What you have to do:
The listing below should be written out exactly; please include all of it.
--- BEGIN ---
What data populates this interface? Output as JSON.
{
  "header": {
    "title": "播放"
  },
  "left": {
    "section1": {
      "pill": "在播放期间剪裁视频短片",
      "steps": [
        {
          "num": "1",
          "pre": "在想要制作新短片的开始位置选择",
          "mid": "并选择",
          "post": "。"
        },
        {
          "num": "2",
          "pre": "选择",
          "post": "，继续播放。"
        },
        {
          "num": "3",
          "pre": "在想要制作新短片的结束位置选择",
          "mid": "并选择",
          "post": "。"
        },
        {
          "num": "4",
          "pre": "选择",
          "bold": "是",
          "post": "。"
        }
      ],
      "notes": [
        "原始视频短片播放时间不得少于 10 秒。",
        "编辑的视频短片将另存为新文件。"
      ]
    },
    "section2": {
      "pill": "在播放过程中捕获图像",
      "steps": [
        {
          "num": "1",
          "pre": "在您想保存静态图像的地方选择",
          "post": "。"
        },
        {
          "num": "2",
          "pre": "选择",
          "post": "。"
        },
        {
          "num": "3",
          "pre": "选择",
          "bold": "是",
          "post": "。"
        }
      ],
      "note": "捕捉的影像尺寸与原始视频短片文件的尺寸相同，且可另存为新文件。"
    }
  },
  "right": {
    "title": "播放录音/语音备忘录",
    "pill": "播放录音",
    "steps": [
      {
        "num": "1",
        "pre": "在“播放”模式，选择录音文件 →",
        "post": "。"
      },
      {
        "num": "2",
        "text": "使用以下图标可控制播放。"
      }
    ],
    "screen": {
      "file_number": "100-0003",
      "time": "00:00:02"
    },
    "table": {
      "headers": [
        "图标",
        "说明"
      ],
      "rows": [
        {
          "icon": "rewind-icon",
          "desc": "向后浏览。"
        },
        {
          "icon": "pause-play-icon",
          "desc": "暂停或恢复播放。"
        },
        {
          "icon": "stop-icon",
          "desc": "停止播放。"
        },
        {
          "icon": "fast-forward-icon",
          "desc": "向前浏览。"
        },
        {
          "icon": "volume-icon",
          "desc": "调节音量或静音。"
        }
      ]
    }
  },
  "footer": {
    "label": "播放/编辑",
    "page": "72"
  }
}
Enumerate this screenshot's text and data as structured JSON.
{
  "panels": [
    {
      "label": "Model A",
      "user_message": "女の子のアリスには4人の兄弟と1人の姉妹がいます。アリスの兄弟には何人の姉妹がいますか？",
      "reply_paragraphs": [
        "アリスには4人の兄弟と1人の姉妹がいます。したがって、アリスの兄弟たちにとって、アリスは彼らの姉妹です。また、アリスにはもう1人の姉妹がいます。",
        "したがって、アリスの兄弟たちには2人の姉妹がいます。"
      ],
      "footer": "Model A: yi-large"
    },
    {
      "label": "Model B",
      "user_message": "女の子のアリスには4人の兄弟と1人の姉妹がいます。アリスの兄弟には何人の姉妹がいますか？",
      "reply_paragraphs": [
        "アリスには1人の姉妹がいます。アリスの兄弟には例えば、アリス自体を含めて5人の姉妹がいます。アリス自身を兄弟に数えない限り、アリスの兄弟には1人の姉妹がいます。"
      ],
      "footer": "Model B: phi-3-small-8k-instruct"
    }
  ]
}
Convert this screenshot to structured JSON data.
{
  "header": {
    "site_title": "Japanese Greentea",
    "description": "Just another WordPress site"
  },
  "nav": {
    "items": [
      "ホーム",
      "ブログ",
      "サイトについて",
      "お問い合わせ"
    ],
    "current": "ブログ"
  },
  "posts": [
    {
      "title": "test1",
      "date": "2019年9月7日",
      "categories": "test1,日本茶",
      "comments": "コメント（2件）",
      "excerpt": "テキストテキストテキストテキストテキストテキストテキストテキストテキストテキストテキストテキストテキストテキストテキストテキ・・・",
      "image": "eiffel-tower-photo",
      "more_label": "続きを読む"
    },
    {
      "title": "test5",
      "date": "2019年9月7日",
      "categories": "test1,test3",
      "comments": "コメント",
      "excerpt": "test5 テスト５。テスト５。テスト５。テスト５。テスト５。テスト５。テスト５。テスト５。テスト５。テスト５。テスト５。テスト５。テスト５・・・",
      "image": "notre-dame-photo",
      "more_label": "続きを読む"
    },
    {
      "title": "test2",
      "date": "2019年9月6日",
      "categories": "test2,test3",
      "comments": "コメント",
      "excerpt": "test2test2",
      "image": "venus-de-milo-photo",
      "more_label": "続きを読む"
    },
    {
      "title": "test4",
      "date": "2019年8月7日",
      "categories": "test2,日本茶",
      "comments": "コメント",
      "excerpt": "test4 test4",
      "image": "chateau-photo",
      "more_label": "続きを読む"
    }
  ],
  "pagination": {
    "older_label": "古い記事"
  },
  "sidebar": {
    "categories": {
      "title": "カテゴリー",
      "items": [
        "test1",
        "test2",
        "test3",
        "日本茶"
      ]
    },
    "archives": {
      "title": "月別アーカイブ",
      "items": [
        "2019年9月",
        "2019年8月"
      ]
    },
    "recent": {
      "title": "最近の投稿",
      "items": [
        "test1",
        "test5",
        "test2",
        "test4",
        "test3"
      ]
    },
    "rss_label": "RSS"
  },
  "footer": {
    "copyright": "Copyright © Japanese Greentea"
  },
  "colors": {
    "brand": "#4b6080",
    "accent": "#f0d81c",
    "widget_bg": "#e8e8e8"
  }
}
--- END ---
Task answer:
What data populates this interface? Output as JSON.
{
  "header": {
    "title": "播放"
  },
  "left": {
    "section1": {
      "pill": "在播放期间剪裁视频短片",
      "steps": [
        {
          "num": "1",
          "pre": "在想要制作新短片的开始位置选择",
          "mid": "并选择",
          "post": "。"
        },
        {
          "num": "2",
          "pre": "选择",
          "post": "，继续播放。"
        },
        {
          "num": "3",
          "pre": "在想要制作新短片的结束位置选择",
          "mid": "并选择",
          "post": "。"
        },
        {
          "num": "4",
          "pre": "选择",
          "bold": "是",
          "post": "。"
        }
      ],
      "notes": [
        "原始视频短片播放时间不得少于 10 秒。",
        "编辑的视频短片将另存为新文件。"
      ]
    },
    "section2": {
      "pill": "在播放过程中捕获图像",
      "steps": [
        {
          "num": "1",
          "pre": "在您想保存静态图像的地方选择",
          "post": "。"
        },
        {
          "num": "2",
          "pre": "选择",
          "post": "。"
        },
        {
          "num": "3",
          "pre": "选择",
          "bold": "是",
          "post": "。"
        }
      ],
      "note": "捕捉的影像尺寸与原始视频短片文件的尺寸相同，且可另存为新文件。"
    }
  },
  "right": {
    "title": "播放录音/语音备忘录",
    "pill": "播放录音",
    "steps": [
      {
        "num": "1",
        "pre": "在“播放”模式，选择录音文件 →",
        "post": "。"
      },
      {
        "num": "2",
        "text": "使用以下图标可控制播放。"
      }
    ],
    "screen": {
      "file_number": "100-0003",
      "time": "00:00:02"
    },
    "table": {
      "headers": [
        "图标",
        "说明"
      ],
      "rows": [
        {
          "icon": "rewind-icon",
          "desc": "向后浏览。"
        },
        {
          "icon": "pause-play-icon",
          "desc": "暂停或恢复播放。"
        },
        {
          "icon": "stop-icon",
          "desc": "停止播放。"
        },
        {
          "icon": "fast-forward-icon",
          "desc": "向前浏览。"
        },
        {
          "icon": "volume-icon",
          "desc": "调节音量或静音。"
        }
      ]
    }
  },
  "footer": {
    "label": "播放/编辑",
    "page": "72"
  }
}
Enumerate this screenshot's text and data as structured JSON.
{
  "panels": [
    {
      "label": "Model A",
      "user_message": "女の子のアリスには4人の兄弟と1人の姉妹がいます。アリスの兄弟には何人の姉妹がいますか？",
      "reply_paragraphs": [
        "アリスには4人の兄弟と1人の姉妹がいます。したがって、アリスの兄弟たちにとって、アリスは彼らの姉妹です。また、アリスにはもう1人の姉妹がいます。",
        "したがって、アリスの兄弟たちには2人の姉妹がいます。"
      ],
      "footer": "Model A: yi-large"
    },
    {
      "label": "Model B",
      "user_message": "女の子のアリスには4人の兄弟と1人の姉妹がいます。アリスの兄弟には何人の姉妹がいますか？",
      "reply_paragraphs": [
        "アリスには1人の姉妹がいます。アリスの兄弟には例えば、アリス自体を含めて5人の姉妹がいます。アリス自身を兄弟に数えない限り、アリスの兄弟には1人の姉妹がいます。"
      ],
      "footer": "Model B: phi-3-small-8k-instruct"
    }
  ]
}
Convert this screenshot to structured JSON data.
{
  "header": {
    "site_title": "Japanese Greentea",
    "description": "Just another WordPress site"
  },
  "nav": {
    "items": [
      "ホーム",
      "ブログ",
      "サイトについて",
      "お問い合わせ"
    ],
    "current": "ブログ"
  },
  "posts": [
    {
      "title": "test1",
      "date": "2019年9月7日",
      "categories": "test1,日本茶",
      "comments": "コメント（2件）",
      "excerpt": "テキストテキストテキストテキストテキストテキストテキストテキストテキストテキストテキストテキストテキストテキストテキストテキ・・・",
      "image": "eiffel-tower-photo",
      "more_label": "続きを読む"
    },
    {
      "title": "test5",
      "date": "2019年9月7日",
      "categories": "test1,test3",
      "comments": "コメント",
      "excerpt": "test5 テスト５。テスト５。テスト５。テスト５。テスト５。テスト５。テスト５。テスト５。テスト５。テスト５。テスト５。テスト５。テスト５・・・",
      "image": "notre-dame-photo",
      "more_label": "続きを読む"
    },
    {
      "title": "test2",
      "date": "2019年9月6日",
      "categories": "test2,test3",
      "comments": "コメント",
      "excerpt": "test2test2",
      "image": "venus-de-milo-photo",
      "more_label": "続きを読む"
    },
    {
      "title": "test4",
      "date": "2019年8月7日",
      "categories": "test2,日本茶",
      "comments": "コメント",
      "excerpt": "test4 test4",
      "image": "chateau-photo",
      "more_label": "続きを読む"
    }
  ],
  "pagination": {
    "older_label": "古い記事"
  },
  "sidebar": {
    "categories": {
      "title": "カテゴリー",
      "items": [
        "test1",
        "test2",
        "test3",
        "日本茶"
      ]
    },
    "archives": {
      "title": "月別アーカイブ",
      "items": [
        "2019年9月",
        "2019年8月"
      ]
    },
    "recent": {
      "title": "最近の投稿",
      "items": [
        "test1",
        "test5",
        "test2",
        "test4",
        "test3"
      ]
    },
    "rss_label": "RSS"
  },
  "footer": {
    "copyright": "Copyright © Japanese Greentea"
  },
  "colors": {
    "brand": "#4b6080",
    "accent": "#f0d81c",
    "widget_bg": "#e8e8e8"
  }
}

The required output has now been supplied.